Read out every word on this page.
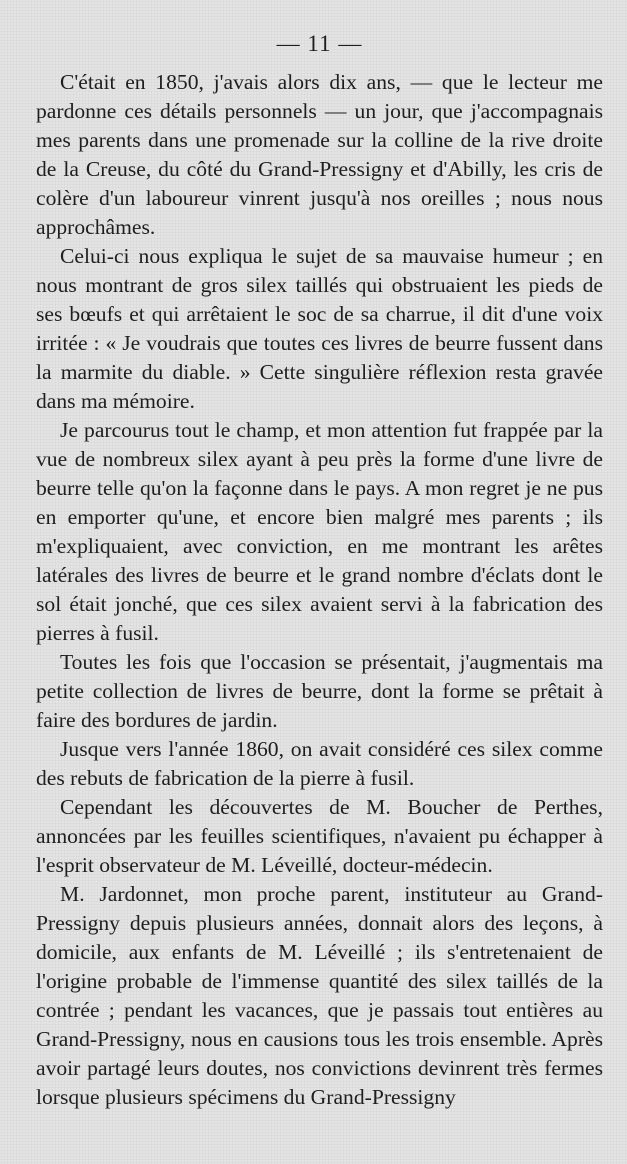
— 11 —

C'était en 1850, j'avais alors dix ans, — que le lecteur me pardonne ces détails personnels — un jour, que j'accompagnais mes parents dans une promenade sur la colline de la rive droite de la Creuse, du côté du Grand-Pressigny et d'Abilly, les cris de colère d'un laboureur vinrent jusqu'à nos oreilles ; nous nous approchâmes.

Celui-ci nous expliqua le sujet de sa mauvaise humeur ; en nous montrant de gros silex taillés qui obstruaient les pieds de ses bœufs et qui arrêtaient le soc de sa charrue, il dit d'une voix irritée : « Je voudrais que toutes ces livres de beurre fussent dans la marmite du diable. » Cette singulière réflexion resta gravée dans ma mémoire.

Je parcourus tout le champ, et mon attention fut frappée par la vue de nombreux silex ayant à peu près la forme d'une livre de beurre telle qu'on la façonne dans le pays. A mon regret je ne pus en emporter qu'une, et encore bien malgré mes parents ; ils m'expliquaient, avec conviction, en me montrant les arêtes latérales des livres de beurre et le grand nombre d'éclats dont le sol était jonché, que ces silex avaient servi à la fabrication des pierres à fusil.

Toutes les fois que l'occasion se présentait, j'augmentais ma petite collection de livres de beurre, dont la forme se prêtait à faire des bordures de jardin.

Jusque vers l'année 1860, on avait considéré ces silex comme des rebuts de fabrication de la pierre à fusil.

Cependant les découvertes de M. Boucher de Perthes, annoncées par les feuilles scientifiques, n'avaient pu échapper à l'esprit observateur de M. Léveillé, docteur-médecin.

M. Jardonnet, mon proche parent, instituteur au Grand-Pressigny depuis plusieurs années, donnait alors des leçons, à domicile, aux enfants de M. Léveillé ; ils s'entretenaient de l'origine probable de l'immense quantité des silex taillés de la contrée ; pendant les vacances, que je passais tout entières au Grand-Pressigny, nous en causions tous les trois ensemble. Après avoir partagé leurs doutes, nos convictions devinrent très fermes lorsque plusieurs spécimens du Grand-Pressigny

=====

Extract all the data above exactly, excluding every picture.

Read out every word on this page.
— 11 —

C'était en 1850, j'avais alors dix ans, — que le lecteur me pardonne ces détails personnels — un jour, que j'accompagnais mes parents dans une promenade sur la colline de la rive droite de la Creuse, du côté du Grand-Pressigny et d'Abilly, les cris de colère d'un laboureur vinrent jusqu'à nos oreilles ; nous nous approchâmes.

Celui-ci nous expliqua le sujet de sa mauvaise humeur ; en nous montrant de gros silex taillés qui obstruaient les pieds de ses bœufs et qui arrêtaient le soc de sa charrue, il dit d'une voix irritée : « Je voudrais que toutes ces livres de beurre fussent dans la marmite du diable. » Cette singulière réflexion resta gravée dans ma mémoire.

Je parcourus tout le champ, et mon attention fut frappée par la vue de nombreux silex ayant à peu près la forme d'une livre de beurre telle qu'on la façonne dans le pays. A mon regret je ne pus en emporter qu'une, et encore bien malgré mes parents ; ils m'expliquaient, avec conviction, en me montrant les arêtes latérales des livres de beurre et le grand nombre d'éclats dont le sol était jonché, que ces silex avaient servi à la fabrication des pierres à fusil.

Toutes les fois que l'occasion se présentait, j'augmentais ma petite collection de livres de beurre, dont la forme se prêtait à faire des bordures de jardin.

Jusque vers l'année 1860, on avait considéré ces silex comme des rebuts de fabrication de la pierre à fusil.

Cependant les découvertes de M. Boucher de Perthes, annoncées par les feuilles scientifiques, n'avaient pu échapper à l'esprit observateur de M. Léveillé, docteur-médecin.

M. Jardonnet, mon proche parent, instituteur au Grand-Pressigny depuis plusieurs années, donnait alors des leçons, à domicile, aux enfants de M. Léveillé ; ils s'entretenaient de l'origine probable de l'immense quantité des silex taillés de la contrée ; pendant les vacances, que je passais tout entières au Grand-Pressigny, nous en causions tous les trois ensemble. Après avoir partagé leurs doutes, nos convictions devinrent très fermes lorsque plusieurs spécimens du Grand-Pressigny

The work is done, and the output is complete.